PROBLEM DETAILS:
What follows is a set of entries. Repeat them exactly, but not their pictures.

»»

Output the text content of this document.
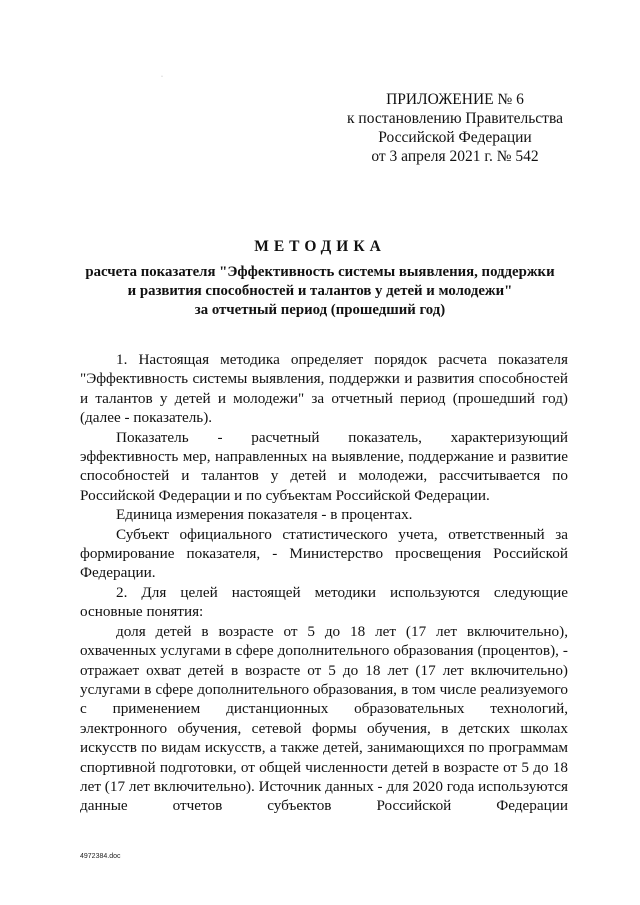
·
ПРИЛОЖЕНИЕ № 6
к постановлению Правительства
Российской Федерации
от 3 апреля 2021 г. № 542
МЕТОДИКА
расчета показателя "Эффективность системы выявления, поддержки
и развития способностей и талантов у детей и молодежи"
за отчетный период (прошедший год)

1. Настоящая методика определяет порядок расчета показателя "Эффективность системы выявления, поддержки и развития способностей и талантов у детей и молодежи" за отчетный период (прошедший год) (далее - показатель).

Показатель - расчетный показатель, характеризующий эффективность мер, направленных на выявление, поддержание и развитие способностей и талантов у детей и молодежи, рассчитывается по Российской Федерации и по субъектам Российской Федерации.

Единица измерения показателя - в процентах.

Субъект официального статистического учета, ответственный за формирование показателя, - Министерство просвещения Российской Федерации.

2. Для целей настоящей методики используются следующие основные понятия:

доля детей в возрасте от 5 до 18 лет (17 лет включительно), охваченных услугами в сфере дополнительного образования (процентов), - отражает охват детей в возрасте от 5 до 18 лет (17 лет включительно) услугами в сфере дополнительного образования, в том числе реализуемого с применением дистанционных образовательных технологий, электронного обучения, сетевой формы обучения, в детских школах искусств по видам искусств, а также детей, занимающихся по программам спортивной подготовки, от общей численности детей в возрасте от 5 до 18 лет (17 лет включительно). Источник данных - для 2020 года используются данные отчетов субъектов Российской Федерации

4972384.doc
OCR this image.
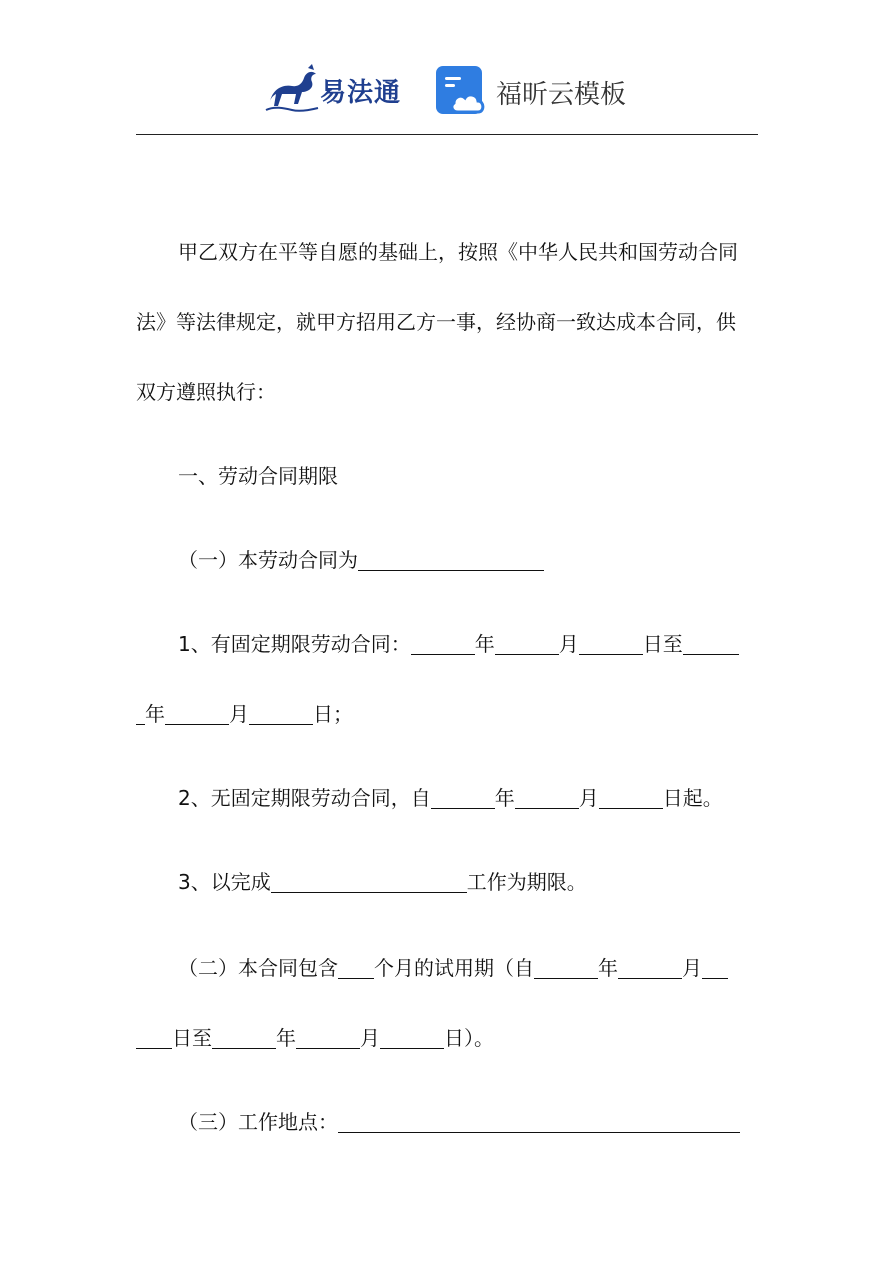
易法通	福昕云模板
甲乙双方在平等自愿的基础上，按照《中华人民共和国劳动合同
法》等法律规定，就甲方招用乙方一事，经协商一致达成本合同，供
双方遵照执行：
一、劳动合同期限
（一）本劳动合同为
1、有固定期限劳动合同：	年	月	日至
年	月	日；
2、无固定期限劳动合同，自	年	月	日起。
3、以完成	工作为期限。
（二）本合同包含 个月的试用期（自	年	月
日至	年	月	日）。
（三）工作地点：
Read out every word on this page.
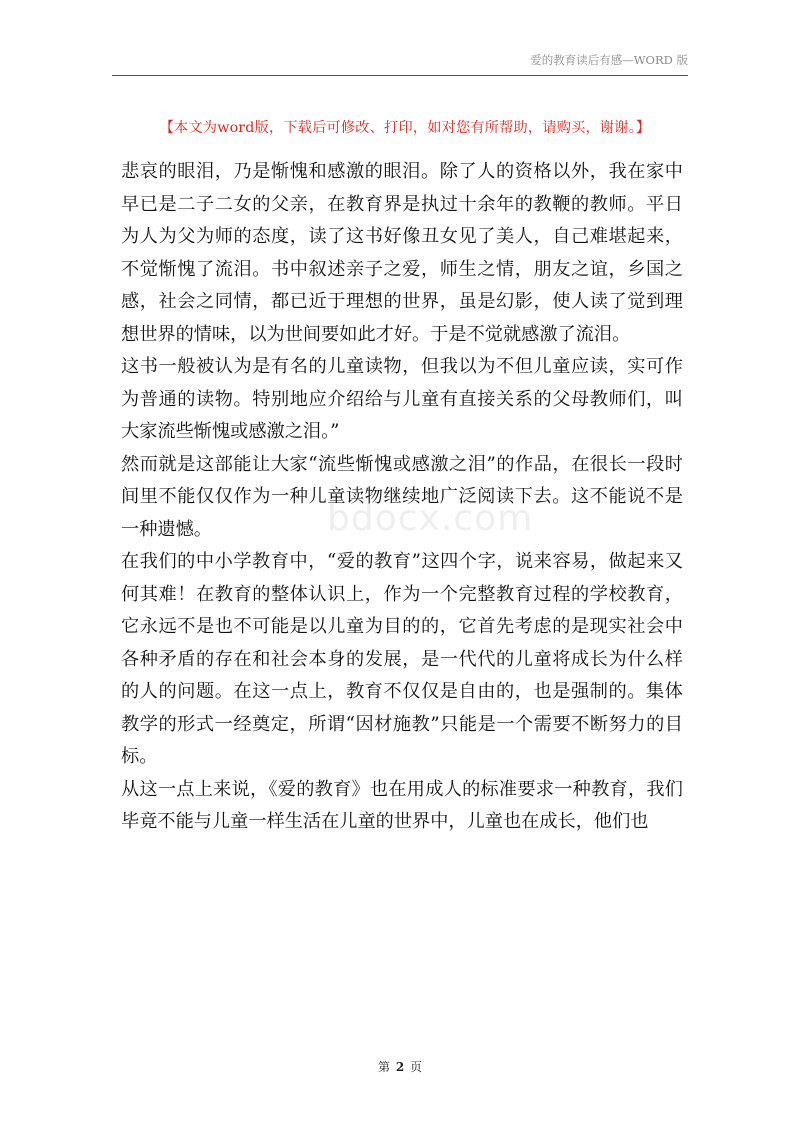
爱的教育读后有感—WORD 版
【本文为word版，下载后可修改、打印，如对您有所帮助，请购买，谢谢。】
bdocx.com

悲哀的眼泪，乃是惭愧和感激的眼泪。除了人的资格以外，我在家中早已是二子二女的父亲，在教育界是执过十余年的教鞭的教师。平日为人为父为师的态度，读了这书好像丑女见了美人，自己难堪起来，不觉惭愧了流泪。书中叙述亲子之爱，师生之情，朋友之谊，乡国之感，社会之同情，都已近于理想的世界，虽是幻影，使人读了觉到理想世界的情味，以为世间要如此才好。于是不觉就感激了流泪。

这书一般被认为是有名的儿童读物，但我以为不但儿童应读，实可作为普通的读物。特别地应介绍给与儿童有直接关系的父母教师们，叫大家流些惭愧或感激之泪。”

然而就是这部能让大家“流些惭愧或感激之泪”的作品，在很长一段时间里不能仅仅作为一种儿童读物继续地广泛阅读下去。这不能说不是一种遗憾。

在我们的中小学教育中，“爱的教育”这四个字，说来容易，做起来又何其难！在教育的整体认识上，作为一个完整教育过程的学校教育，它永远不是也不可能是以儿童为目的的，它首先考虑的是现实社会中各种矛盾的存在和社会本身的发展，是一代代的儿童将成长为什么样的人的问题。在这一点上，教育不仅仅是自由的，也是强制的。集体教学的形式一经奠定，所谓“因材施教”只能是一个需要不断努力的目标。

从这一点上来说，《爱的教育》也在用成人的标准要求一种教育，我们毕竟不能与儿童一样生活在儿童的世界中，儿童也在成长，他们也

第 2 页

««

FULL ANSWER:
Output the text content of this document.
·
ПРИЛОЖЕНИЕ № 6
к постановлению Правительства
Российской Федерации
от 3 апреля 2021 г. № 542
МЕТОДИКА
расчета показателя "Эффективность системы выявления, поддержки
и развития способностей и талантов у детей и молодежи"
за отчетный период (прошедший год)

1. Настоящая методика определяет порядок расчета показателя "Эффективность системы выявления, поддержки и развития способностей и талантов у детей и молодежи" за отчетный период (прошедший год) (далее - показатель).

Показатель - расчетный показатель, характеризующий эффективность мер, направленных на выявление, поддержание и развитие способностей и талантов у детей и молодежи, рассчитывается по Российской Федерации и по субъектам Российской Федерации.

Единица измерения показателя - в процентах.

Субъект официального статистического учета, ответственный за формирование показателя, - Министерство просвещения Российской Федерации.

2. Для целей настоящей методики используются следующие основные понятия:

доля детей в возрасте от 5 до 18 лет (17 лет включительно), охваченных услугами в сфере дополнительного образования (процентов), - отражает охват детей в возрасте от 5 до 18 лет (17 лет включительно) услугами в сфере дополнительного образования, в том числе реализуемого с применением дистанционных образовательных технологий, электронного обучения, сетевой формы обучения, в детских школах искусств по видам искусств, а также детей, занимающихся по программам спортивной подготовки, от общей численности детей в возрасте от 5 до 18 лет (17 лет включительно). Источник данных - для 2020 года используются данные отчетов субъектов Российской Федерации

4972384.doc
OCR this image.
易法通	福昕云模板
甲乙双方在平等自愿的基础上，按照《中华人民共和国劳动合同
法》等法律规定，就甲方招用乙方一事，经协商一致达成本合同，供
双方遵照执行：
一、劳动合同期限
（一）本劳动合同为
1、有固定期限劳动合同：	年	月	日至
年	月	日；
2、无固定期限劳动合同，自	年	月	日起。
3、以完成	工作为期限。
（二）本合同包含 个月的试用期（自	年	月
日至	年	月	日）。
（三）工作地点：
Read out every word on this page.
爱的教育读后有感—WORD 版
【本文为word版，下载后可修改、打印，如对您有所帮助，请购买，谢谢。】
bdocx.com

悲哀的眼泪，乃是惭愧和感激的眼泪。除了人的资格以外，我在家中早已是二子二女的父亲，在教育界是执过十余年的教鞭的教师。平日为人为父为师的态度，读了这书好像丑女见了美人，自己难堪起来，不觉惭愧了流泪。书中叙述亲子之爱，师生之情，朋友之谊，乡国之感，社会之同情，都已近于理想的世界，虽是幻影，使人读了觉到理想世界的情味，以为世间要如此才好。于是不觉就感激了流泪。

这书一般被认为是有名的儿童读物，但我以为不但儿童应读，实可作为普通的读物。特别地应介绍给与儿童有直接关系的父母教师们，叫大家流些惭愧或感激之泪。”

然而就是这部能让大家“流些惭愧或感激之泪”的作品，在很长一段时间里不能仅仅作为一种儿童读物继续地广泛阅读下去。这不能说不是一种遗憾。

在我们的中小学教育中，“爱的教育”这四个字，说来容易，做起来又何其难！在教育的整体认识上，作为一个完整教育过程的学校教育，它永远不是也不可能是以儿童为目的的，它首先考虑的是现实社会中各种矛盾的存在和社会本身的发展，是一代代的儿童将成长为什么样的人的问题。在这一点上，教育不仅仅是自由的，也是强制的。集体教学的形式一经奠定，所谓“因材施教”只能是一个需要不断努力的目标。

从这一点上来说，《爱的教育》也在用成人的标准要求一种教育，我们毕竟不能与儿童一样生活在儿童的世界中，儿童也在成长，他们也

第 2 页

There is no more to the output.